[Required task]:
Print all records exactly, leaving nothing out.

>> START Material for this task

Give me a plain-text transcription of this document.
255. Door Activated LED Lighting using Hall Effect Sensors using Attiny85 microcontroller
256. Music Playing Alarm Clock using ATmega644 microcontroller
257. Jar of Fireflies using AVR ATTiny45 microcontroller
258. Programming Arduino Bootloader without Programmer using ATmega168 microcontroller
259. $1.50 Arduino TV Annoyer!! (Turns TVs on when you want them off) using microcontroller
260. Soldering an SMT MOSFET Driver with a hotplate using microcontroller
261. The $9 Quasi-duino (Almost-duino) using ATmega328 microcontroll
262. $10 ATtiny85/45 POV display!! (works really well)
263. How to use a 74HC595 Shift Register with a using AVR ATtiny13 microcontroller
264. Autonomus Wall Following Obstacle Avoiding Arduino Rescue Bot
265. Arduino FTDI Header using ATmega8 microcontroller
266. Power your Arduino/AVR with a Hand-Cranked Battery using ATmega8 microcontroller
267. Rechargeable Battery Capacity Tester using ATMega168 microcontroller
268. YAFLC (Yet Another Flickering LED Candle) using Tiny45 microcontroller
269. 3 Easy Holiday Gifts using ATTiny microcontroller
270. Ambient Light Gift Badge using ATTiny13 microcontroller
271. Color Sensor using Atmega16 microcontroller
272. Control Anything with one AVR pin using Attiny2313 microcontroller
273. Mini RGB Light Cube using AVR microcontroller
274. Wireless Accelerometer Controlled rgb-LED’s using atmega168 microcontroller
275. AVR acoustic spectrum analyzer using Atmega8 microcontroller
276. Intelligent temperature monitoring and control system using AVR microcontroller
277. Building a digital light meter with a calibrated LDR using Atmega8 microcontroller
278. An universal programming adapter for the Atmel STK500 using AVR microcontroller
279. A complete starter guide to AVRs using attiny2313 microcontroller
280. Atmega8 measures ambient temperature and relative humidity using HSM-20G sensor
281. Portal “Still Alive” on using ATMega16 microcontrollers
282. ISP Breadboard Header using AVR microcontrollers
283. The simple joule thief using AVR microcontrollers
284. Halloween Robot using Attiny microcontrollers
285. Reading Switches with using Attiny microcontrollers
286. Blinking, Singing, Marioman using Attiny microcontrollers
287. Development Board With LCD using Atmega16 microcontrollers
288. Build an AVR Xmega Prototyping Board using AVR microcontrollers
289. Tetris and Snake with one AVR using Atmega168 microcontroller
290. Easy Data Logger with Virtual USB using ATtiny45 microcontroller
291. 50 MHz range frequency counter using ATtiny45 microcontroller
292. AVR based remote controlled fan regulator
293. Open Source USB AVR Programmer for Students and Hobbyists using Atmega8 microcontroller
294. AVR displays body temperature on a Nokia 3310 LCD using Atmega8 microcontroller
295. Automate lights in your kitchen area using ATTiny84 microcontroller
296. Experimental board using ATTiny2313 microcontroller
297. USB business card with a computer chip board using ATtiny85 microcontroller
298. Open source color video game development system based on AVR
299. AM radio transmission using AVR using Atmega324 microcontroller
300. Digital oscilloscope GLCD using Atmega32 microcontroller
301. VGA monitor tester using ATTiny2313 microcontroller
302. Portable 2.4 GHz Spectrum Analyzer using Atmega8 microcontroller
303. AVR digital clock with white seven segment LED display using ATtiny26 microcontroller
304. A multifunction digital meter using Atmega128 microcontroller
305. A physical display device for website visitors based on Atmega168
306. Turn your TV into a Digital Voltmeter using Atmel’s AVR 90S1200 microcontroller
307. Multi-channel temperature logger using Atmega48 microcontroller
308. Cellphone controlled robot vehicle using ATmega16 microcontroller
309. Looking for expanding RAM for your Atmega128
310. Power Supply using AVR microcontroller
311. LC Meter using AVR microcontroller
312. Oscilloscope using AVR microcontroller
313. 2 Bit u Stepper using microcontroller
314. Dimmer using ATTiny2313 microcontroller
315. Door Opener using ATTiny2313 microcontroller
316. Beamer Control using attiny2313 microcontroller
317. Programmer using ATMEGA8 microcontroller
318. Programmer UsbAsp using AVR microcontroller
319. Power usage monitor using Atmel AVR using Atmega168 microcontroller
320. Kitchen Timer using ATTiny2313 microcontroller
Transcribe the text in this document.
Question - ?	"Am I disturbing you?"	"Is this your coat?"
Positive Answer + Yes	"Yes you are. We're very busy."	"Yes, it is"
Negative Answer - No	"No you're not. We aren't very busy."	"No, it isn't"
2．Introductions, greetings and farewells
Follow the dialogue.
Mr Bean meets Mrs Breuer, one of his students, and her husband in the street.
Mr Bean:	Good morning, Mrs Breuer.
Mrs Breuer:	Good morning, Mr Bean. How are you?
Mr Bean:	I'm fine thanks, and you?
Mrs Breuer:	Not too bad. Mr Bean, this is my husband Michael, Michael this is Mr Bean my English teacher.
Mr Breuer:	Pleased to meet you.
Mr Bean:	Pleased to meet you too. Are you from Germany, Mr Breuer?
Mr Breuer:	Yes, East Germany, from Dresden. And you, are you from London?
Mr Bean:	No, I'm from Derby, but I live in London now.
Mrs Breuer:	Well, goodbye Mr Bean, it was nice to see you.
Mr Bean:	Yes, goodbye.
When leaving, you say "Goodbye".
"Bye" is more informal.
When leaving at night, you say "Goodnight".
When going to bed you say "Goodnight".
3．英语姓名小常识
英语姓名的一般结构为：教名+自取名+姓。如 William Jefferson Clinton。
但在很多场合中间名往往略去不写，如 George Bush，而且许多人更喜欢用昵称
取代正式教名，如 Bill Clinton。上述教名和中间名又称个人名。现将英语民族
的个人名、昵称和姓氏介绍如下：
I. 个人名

>> END Material for this task

[Finished task]:
Give me a plain-text transcription of this document.
255. Door Activated LED Lighting using Hall Effect Sensors using Attiny85 microcontroller
256. Music Playing Alarm Clock using ATmega644 microcontroller
257. Jar of Fireflies using AVR ATTiny45 microcontroller
258. Programming Arduino Bootloader without Programmer using ATmega168 microcontroller
259. $1.50 Arduino TV Annoyer!! (Turns TVs on when you want them off) using microcontroller
260. Soldering an SMT MOSFET Driver with a hotplate using microcontroller
261. The $9 Quasi-duino (Almost-duino) using ATmega328 microcontroll
262. $10 ATtiny85/45 POV display!! (works really well)
263. How to use a 74HC595 Shift Register with a using AVR ATtiny13 microcontroller
264. Autonomus Wall Following Obstacle Avoiding Arduino Rescue Bot
265. Arduino FTDI Header using ATmega8 microcontroller
266. Power your Arduino/AVR with a Hand-Cranked Battery using ATmega8 microcontroller
267. Rechargeable Battery Capacity Tester using ATMega168 microcontroller
268. YAFLC (Yet Another Flickering LED Candle) using Tiny45 microcontroller
269. 3 Easy Holiday Gifts using ATTiny microcontroller
270. Ambient Light Gift Badge using ATTiny13 microcontroller
271. Color Sensor using Atmega16 microcontroller
272. Control Anything with one AVR pin using Attiny2313 microcontroller
273. Mini RGB Light Cube using AVR microcontroller
274. Wireless Accelerometer Controlled rgb-LED’s using atmega168 microcontroller
275. AVR acoustic spectrum analyzer using Atmega8 microcontroller
276. Intelligent temperature monitoring and control system using AVR microcontroller
277. Building a digital light meter with a calibrated LDR using Atmega8 microcontroller
278. An universal programming adapter for the Atmel STK500 using AVR microcontroller
279. A complete starter guide to AVRs using attiny2313 microcontroller
280. Atmega8 measures ambient temperature and relative humidity using HSM-20G sensor
281. Portal “Still Alive” on using ATMega16 microcontrollers
282. ISP Breadboard Header using AVR microcontrollers
283. The simple joule thief using AVR microcontrollers
284. Halloween Robot using Attiny microcontrollers
285. Reading Switches with using Attiny microcontrollers
286. Blinking, Singing, Marioman using Attiny microcontrollers
287. Development Board With LCD using Atmega16 microcontrollers
288. Build an AVR Xmega Prototyping Board using AVR microcontrollers
289. Tetris and Snake with one AVR using Atmega168 microcontroller
290. Easy Data Logger with Virtual USB using ATtiny45 microcontroller
291. 50 MHz range frequency counter using ATtiny45 microcontroller
292. AVR based remote controlled fan regulator
293. Open Source USB AVR Programmer for Students and Hobbyists using Atmega8 microcontroller
294. AVR displays body temperature on a Nokia 3310 LCD using Atmega8 microcontroller
295. Automate lights in your kitchen area using ATTiny84 microcontroller
296. Experimental board using ATTiny2313 microcontroller
297. USB business card with a computer chip board using ATtiny85 microcontroller
298. Open source color video game development system based on AVR
299. AM radio transmission using AVR using Atmega324 microcontroller
300. Digital oscilloscope GLCD using Atmega32 microcontroller
301. VGA monitor tester using ATTiny2313 microcontroller
302. Portable 2.4 GHz Spectrum Analyzer using Atmega8 microcontroller
303. AVR digital clock with white seven segment LED display using ATtiny26 microcontroller
304. A multifunction digital meter using Atmega128 microcontroller
305. A physical display device for website visitors based on Atmega168
306. Turn your TV into a Digital Voltmeter using Atmel’s AVR 90S1200 microcontroller
307. Multi-channel temperature logger using Atmega48 microcontroller
308. Cellphone controlled robot vehicle using ATmega16 microcontroller
309. Looking for expanding RAM for your Atmega128
310. Power Supply using AVR microcontroller
311. LC Meter using AVR microcontroller
312. Oscilloscope using AVR microcontroller
313. 2 Bit u Stepper using microcontroller
314. Dimmer using ATTiny2313 microcontroller
315. Door Opener using ATTiny2313 microcontroller
316. Beamer Control using attiny2313 microcontroller
317. Programmer using ATMEGA8 microcontroller
318. Programmer UsbAsp using AVR microcontroller
319. Power usage monitor using Atmel AVR using Atmega168 microcontroller
320. Kitchen Timer using ATTiny2313 microcontroller
Transcribe the text in this document.
Question - ?	"Am I disturbing you?"	"Is this your coat?"
Positive Answer + Yes	"Yes you are. We're very busy."	"Yes, it is"
Negative Answer - No	"No you're not. We aren't very busy."	"No, it isn't"
2．Introductions, greetings and farewells
Follow the dialogue.
Mr Bean meets Mrs Breuer, one of his students, and her husband in the street.
Mr Bean:	Good morning, Mrs Breuer.
Mrs Breuer:	Good morning, Mr Bean. How are you?
Mr Bean:	I'm fine thanks, and you?
Mrs Breuer:	Not too bad. Mr Bean, this is my husband Michael, Michael this is Mr Bean my English teacher.
Mr Breuer:	Pleased to meet you.
Mr Bean:	Pleased to meet you too. Are you from Germany, Mr Breuer?
Mr Breuer:	Yes, East Germany, from Dresden. And you, are you from London?
Mr Bean:	No, I'm from Derby, but I live in London now.
Mrs Breuer:	Well, goodbye Mr Bean, it was nice to see you.
Mr Bean:	Yes, goodbye.
When leaving, you say "Goodbye".
"Bye" is more informal.
When leaving at night, you say "Goodnight".
When going to bed you say "Goodnight".
3．英语姓名小常识
英语姓名的一般结构为：教名+自取名+姓。如 William Jefferson Clinton。
但在很多场合中间名往往略去不写，如 George Bush，而且许多人更喜欢用昵称
取代正式教名，如 Bill Clinton。上述教名和中间名又称个人名。现将英语民族
的个人名、昵称和姓氏介绍如下：
I. 个人名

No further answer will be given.